## Data extract
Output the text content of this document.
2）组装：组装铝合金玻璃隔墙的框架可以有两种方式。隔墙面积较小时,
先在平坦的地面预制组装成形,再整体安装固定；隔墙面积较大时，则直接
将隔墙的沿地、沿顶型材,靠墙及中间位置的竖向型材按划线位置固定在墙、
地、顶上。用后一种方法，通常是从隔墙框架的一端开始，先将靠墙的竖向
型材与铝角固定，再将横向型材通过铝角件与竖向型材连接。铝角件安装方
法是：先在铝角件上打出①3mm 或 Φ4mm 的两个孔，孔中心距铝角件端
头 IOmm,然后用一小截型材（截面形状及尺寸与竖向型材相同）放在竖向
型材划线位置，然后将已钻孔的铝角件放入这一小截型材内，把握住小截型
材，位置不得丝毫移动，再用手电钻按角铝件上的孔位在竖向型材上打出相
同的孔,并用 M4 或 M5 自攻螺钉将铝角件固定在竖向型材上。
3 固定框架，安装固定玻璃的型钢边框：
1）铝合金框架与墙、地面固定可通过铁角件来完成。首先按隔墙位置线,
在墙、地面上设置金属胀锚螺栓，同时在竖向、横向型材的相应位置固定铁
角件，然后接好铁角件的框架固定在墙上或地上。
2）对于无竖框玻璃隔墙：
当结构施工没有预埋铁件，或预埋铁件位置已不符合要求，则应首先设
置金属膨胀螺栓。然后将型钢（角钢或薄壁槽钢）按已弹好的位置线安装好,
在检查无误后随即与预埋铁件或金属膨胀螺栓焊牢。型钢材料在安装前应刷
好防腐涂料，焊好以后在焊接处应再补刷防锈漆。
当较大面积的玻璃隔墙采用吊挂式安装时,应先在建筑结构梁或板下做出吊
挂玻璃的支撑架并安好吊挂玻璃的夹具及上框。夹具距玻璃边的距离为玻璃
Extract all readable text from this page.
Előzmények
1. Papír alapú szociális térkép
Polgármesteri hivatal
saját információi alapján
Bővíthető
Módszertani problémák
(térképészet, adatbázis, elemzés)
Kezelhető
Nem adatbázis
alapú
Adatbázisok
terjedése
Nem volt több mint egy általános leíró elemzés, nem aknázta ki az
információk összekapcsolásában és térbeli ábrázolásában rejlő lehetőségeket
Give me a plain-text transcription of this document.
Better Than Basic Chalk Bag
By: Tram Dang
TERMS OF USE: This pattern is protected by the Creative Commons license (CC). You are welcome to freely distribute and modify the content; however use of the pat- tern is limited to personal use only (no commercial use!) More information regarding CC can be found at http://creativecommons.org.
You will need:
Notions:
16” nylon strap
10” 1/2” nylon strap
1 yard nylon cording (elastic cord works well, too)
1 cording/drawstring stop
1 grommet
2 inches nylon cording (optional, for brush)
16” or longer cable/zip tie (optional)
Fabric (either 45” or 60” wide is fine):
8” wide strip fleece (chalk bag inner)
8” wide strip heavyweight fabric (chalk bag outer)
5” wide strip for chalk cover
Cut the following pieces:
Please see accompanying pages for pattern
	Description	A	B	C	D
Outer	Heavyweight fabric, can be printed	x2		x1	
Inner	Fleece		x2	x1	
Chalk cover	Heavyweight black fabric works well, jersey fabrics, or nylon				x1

## Directions for this task
From the records above, pick out and copy each line holding the word "works".

## Output
1 yard nylon cording (elastic cord works well, too)
Chalk cover	Heavyweight black fabric works well, jersey fabrics, or nylon				x1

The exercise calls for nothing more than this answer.